## [Exercise inputs]
□ □ □ □ □ □ □
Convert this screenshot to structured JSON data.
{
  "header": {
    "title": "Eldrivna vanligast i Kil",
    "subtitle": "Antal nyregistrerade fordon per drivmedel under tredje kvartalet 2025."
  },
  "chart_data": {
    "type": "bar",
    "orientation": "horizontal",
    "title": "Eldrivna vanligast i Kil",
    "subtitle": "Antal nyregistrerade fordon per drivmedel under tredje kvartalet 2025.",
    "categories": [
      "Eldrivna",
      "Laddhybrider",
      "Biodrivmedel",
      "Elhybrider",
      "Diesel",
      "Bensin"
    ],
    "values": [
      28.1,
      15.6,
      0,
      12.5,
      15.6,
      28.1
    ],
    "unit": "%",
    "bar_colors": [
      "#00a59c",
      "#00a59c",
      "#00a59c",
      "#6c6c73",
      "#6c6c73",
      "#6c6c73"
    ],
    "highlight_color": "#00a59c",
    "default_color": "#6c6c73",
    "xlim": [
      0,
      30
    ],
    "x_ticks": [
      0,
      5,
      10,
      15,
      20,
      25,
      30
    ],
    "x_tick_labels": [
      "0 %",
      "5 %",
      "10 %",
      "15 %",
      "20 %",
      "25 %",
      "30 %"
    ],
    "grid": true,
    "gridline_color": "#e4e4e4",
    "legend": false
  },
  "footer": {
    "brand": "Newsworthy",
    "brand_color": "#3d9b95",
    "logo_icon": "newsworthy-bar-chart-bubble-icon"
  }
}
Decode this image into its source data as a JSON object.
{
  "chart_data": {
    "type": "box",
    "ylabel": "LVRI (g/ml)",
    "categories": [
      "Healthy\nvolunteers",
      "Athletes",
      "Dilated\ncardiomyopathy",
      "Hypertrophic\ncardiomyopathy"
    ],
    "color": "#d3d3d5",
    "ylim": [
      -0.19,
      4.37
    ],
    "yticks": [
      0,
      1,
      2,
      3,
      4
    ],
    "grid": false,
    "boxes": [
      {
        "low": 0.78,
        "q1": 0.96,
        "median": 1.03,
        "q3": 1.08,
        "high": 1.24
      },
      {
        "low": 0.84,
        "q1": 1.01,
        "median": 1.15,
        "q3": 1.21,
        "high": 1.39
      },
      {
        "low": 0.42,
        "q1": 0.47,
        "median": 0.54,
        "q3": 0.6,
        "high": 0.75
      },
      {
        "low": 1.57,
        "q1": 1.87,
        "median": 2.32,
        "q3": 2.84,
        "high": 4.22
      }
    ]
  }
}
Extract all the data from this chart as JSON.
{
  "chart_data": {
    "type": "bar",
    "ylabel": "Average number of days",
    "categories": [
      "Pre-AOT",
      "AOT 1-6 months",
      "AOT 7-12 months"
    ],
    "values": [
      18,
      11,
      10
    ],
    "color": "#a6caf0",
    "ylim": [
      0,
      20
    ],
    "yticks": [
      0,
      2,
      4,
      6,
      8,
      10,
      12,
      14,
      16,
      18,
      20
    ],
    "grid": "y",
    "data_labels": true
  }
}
□ □ □ □ □ □ □
## [To do]
Extract, word for word, each line of the listing above.

## [Response to this task]
Convert this screenshot to structured JSON data.
{
  "header": {
    "title": "Eldrivna vanligast i Kil",
    "subtitle": "Antal nyregistrerade fordon per drivmedel under tredje kvartalet 2025."
  },
  "chart_data": {
    "type": "bar",
    "orientation": "horizontal",
    "title": "Eldrivna vanligast i Kil",
    "subtitle": "Antal nyregistrerade fordon per drivmedel under tredje kvartalet 2025.",
    "categories": [
      "Eldrivna",
      "Laddhybrider",
      "Biodrivmedel",
      "Elhybrider",
      "Diesel",
      "Bensin"
    ],
    "values": [
      28.1,
      15.6,
      0,
      12.5,
      15.6,
      28.1
    ],
    "unit": "%",
    "bar_colors": [
      "#00a59c",
      "#00a59c",
      "#00a59c",
      "#6c6c73",
      "#6c6c73",
      "#6c6c73"
    ],
    "highlight_color": "#00a59c",
    "default_color": "#6c6c73",
    "xlim": [
      0,
      30
    ],
    "x_ticks": [
      0,
      5,
      10,
      15,
      20,
      25,
      30
    ],
    "x_tick_labels": [
      "0 %",
      "5 %",
      "10 %",
      "15 %",
      "20 %",
      "25 %",
      "30 %"
    ],
    "grid": true,
    "gridline_color": "#e4e4e4",
    "legend": false
  },
  "footer": {
    "brand": "Newsworthy",
    "brand_color": "#3d9b95",
    "logo_icon": "newsworthy-bar-chart-bubble-icon"
  }
}
Decode this image into its source data as a JSON object.
{
  "chart_data": {
    "type": "box",
    "ylabel": "LVRI (g/ml)",
    "categories": [
      "Healthy\nvolunteers",
      "Athletes",
      "Dilated\ncardiomyopathy",
      "Hypertrophic\ncardiomyopathy"
    ],
    "color": "#d3d3d5",
    "ylim": [
      -0.19,
      4.37
    ],
    "yticks": [
      0,
      1,
      2,
      3,
      4
    ],
    "grid": false,
    "boxes": [
      {
        "low": 0.78,
        "q1": 0.96,
        "median": 1.03,
        "q3": 1.08,
        "high": 1.24
      },
      {
        "low": 0.84,
        "q1": 1.01,
        "median": 1.15,
        "q3": 1.21,
        "high": 1.39
      },
      {
        "low": 0.42,
        "q1": 0.47,
        "median": 0.54,
        "q3": 0.6,
        "high": 0.75
      },
      {
        "low": 1.57,
        "q1": 1.87,
        "median": 2.32,
        "q3": 2.84,
        "high": 4.22
      }
    ]
  }
}
Extract all the data from this chart as JSON.
{
  "chart_data": {
    "type": "bar",
    "ylabel": "Average number of days",
    "categories": [
      "Pre-AOT",
      "AOT 1-6 months",
      "AOT 7-12 months"
    ],
    "values": [
      18,
      11,
      10
    ],
    "color": "#a6caf0",
    "ylim": [
      0,
      20
    ],
    "yticks": [
      0,
      2,
      4,
      6,
      8,
      10,
      12,
      14,
      16,
      18,
      20
    ],
    "grid": "y",
    "data_labels": true
  }
}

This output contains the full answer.